● Written task
Every entry must be duplicated precisely as written.
***** Rows *****
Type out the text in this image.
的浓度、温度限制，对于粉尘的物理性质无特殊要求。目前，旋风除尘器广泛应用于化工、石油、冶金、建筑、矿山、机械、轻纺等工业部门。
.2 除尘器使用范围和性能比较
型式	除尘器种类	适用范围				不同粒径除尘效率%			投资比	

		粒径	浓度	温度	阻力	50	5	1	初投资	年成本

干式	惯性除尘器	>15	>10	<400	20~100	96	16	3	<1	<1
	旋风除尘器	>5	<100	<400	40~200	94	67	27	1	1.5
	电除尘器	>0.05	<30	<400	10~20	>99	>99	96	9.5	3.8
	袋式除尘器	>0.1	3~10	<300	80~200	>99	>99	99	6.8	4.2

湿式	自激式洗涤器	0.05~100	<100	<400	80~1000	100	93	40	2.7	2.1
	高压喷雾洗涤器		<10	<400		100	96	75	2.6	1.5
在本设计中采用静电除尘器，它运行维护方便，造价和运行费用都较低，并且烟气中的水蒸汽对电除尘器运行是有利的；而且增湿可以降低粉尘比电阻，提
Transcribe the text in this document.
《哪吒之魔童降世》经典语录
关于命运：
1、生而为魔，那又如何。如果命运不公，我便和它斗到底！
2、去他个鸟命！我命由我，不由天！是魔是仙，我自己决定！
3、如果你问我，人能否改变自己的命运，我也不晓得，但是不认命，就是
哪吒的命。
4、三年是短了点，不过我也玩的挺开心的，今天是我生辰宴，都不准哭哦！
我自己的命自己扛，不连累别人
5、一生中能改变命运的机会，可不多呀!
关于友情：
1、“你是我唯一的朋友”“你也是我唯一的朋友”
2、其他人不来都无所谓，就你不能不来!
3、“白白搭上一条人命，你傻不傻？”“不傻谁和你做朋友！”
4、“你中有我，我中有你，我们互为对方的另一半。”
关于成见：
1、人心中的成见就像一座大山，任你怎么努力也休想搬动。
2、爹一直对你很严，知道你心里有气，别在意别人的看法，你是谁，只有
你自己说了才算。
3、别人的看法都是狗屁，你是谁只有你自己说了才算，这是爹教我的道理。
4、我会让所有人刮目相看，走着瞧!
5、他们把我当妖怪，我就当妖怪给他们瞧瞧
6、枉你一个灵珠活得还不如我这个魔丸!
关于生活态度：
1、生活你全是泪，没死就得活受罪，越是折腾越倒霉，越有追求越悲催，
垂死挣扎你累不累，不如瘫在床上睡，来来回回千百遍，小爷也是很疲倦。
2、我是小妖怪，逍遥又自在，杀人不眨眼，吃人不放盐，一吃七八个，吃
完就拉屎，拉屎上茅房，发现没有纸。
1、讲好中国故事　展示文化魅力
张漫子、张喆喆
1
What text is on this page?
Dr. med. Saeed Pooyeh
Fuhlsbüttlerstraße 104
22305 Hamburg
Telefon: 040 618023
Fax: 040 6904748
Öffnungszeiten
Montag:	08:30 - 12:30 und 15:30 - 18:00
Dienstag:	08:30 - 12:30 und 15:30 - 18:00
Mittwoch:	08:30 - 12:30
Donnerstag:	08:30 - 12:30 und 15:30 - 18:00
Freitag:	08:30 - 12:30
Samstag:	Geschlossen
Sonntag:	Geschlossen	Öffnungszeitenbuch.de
*****
● Result of the exercise
Type out the text in this image.
的浓度、温度限制，对于粉尘的物理性质无特殊要求。目前，旋风除尘器广泛应用于化工、石油、冶金、建筑、矿山、机械、轻纺等工业部门。
.2 除尘器使用范围和性能比较
型式	除尘器种类	适用范围				不同粒径除尘效率%			投资比	

		粒径	浓度	温度	阻力	50	5	1	初投资	年成本

干式	惯性除尘器	>15	>10	<400	20~100	96	16	3	<1	<1
	旋风除尘器	>5	<100	<400	40~200	94	67	27	1	1.5
	电除尘器	>0.05	<30	<400	10~20	>99	>99	96	9.5	3.8
	袋式除尘器	>0.1	3~10	<300	80~200	>99	>99	99	6.8	4.2

湿式	自激式洗涤器	0.05~100	<100	<400	80~1000	100	93	40	2.7	2.1
	高压喷雾洗涤器		<10	<400		100	96	75	2.6	1.5
在本设计中采用静电除尘器，它运行维护方便，造价和运行费用都较低，并且烟气中的水蒸汽对电除尘器运行是有利的；而且增湿可以降低粉尘比电阻，提
Transcribe the text in this document.
《哪吒之魔童降世》经典语录
关于命运：
1、生而为魔，那又如何。如果命运不公，我便和它斗到底！
2、去他个鸟命！我命由我，不由天！是魔是仙，我自己决定！
3、如果你问我，人能否改变自己的命运，我也不晓得，但是不认命，就是
哪吒的命。
4、三年是短了点，不过我也玩的挺开心的，今天是我生辰宴，都不准哭哦！
我自己的命自己扛，不连累别人
5、一生中能改变命运的机会，可不多呀!
关于友情：
1、“你是我唯一的朋友”“你也是我唯一的朋友”
2、其他人不来都无所谓，就你不能不来!
3、“白白搭上一条人命，你傻不傻？”“不傻谁和你做朋友！”
4、“你中有我，我中有你，我们互为对方的另一半。”
关于成见：
1、人心中的成见就像一座大山，任你怎么努力也休想搬动。
2、爹一直对你很严，知道你心里有气，别在意别人的看法，你是谁，只有
你自己说了才算。
3、别人的看法都是狗屁，你是谁只有你自己说了才算，这是爹教我的道理。
4、我会让所有人刮目相看，走着瞧!
5、他们把我当妖怪，我就当妖怪给他们瞧瞧
6、枉你一个灵珠活得还不如我这个魔丸!
关于生活态度：
1、生活你全是泪，没死就得活受罪，越是折腾越倒霉，越有追求越悲催，
垂死挣扎你累不累，不如瘫在床上睡，来来回回千百遍，小爷也是很疲倦。
2、我是小妖怪，逍遥又自在，杀人不眨眼，吃人不放盐，一吃七八个，吃
完就拉屎，拉屎上茅房，发现没有纸。
1、讲好中国故事　展示文化魅力
张漫子、张喆喆
1
What text is on this page?
Dr. med. Saeed Pooyeh
Fuhlsbüttlerstraße 104
22305 Hamburg
Telefon: 040 618023
Fax: 040 6904748
Öffnungszeiten
Montag:	08:30 - 12:30 und 15:30 - 18:00
Dienstag:	08:30 - 12:30 und 15:30 - 18:00
Mittwoch:	08:30 - 12:30
Donnerstag:	08:30 - 12:30 und 15:30 - 18:00
Freitag:	08:30 - 12:30
Samstag:	Geschlossen
Sonntag:	Geschlossen	Öffnungszeitenbuch.de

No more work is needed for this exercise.